_Stated goal_
Reproduce all of the data that follows, character for character.

_Dataset_
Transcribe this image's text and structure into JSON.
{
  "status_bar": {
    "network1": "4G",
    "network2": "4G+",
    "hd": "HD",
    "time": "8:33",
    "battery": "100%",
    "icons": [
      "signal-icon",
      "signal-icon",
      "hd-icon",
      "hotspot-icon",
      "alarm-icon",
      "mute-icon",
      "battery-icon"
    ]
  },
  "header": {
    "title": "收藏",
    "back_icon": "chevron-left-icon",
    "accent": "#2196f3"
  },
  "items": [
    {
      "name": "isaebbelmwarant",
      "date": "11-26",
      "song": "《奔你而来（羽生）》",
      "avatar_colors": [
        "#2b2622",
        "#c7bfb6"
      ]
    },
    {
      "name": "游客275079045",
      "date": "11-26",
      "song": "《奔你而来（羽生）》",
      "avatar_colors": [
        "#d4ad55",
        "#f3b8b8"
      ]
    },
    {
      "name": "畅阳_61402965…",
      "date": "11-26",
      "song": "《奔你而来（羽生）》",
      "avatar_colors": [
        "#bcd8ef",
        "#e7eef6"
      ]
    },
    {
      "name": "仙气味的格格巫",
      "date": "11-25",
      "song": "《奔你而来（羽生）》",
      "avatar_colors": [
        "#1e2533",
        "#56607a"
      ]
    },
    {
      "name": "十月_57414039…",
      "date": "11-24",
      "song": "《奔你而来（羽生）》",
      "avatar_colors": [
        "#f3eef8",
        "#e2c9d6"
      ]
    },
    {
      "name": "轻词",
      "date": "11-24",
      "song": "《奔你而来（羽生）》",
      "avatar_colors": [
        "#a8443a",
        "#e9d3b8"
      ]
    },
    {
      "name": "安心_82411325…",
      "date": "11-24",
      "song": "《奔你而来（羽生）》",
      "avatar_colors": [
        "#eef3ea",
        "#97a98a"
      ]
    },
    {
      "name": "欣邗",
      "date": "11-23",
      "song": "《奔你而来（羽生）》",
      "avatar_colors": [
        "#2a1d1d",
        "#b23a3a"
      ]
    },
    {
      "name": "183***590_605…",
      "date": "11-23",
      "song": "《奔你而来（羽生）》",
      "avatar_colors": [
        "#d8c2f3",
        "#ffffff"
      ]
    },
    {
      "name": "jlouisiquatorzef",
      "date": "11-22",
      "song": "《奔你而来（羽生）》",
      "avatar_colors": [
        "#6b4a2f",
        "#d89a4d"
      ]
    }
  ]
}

_Full solution_
Transcribe this image's text and structure into JSON.
{
  "status_bar": {
    "network1": "4G",
    "network2": "4G+",
    "hd": "HD",
    "time": "8:33",
    "battery": "100%",
    "icons": [
      "signal-icon",
      "signal-icon",
      "hd-icon",
      "hotspot-icon",
      "alarm-icon",
      "mute-icon",
      "battery-icon"
    ]
  },
  "header": {
    "title": "收藏",
    "back_icon": "chevron-left-icon",
    "accent": "#2196f3"
  },
  "items": [
    {
      "name": "isaebbelmwarant",
      "date": "11-26",
      "song": "《奔你而来（羽生）》",
      "avatar_colors": [
        "#2b2622",
        "#c7bfb6"
      ]
    },
    {
      "name": "游客275079045",
      "date": "11-26",
      "song": "《奔你而来（羽生）》",
      "avatar_colors": [
        "#d4ad55",
        "#f3b8b8"
      ]
    },
    {
      "name": "畅阳_61402965…",
      "date": "11-26",
      "song": "《奔你而来（羽生）》",
      "avatar_colors": [
        "#bcd8ef",
        "#e7eef6"
      ]
    },
    {
      "name": "仙气味的格格巫",
      "date": "11-25",
      "song": "《奔你而来（羽生）》",
      "avatar_colors": [
        "#1e2533",
        "#56607a"
      ]
    },
    {
      "name": "十月_57414039…",
      "date": "11-24",
      "song": "《奔你而来（羽生）》",
      "avatar_colors": [
        "#f3eef8",
        "#e2c9d6"
      ]
    },
    {
      "name": "轻词",
      "date": "11-24",
      "song": "《奔你而来（羽生）》",
      "avatar_colors": [
        "#a8443a",
        "#e9d3b8"
      ]
    },
    {
      "name": "安心_82411325…",
      "date": "11-24",
      "song": "《奔你而来（羽生）》",
      "avatar_colors": [
        "#eef3ea",
        "#97a98a"
      ]
    },
    {
      "name": "欣邗",
      "date": "11-23",
      "song": "《奔你而来（羽生）》",
      "avatar_colors": [
        "#2a1d1d",
        "#b23a3a"
      ]
    },
    {
      "name": "183***590_605…",
      "date": "11-23",
      "song": "《奔你而来（羽生）》",
      "avatar_colors": [
        "#d8c2f3",
        "#ffffff"
      ]
    },
    {
      "name": "jlouisiquatorzef",
      "date": "11-22",
      "song": "《奔你而来（羽生）》",
      "avatar_colors": [
        "#6b4a2f",
        "#d89a4d"
      ]
    }
  ]
}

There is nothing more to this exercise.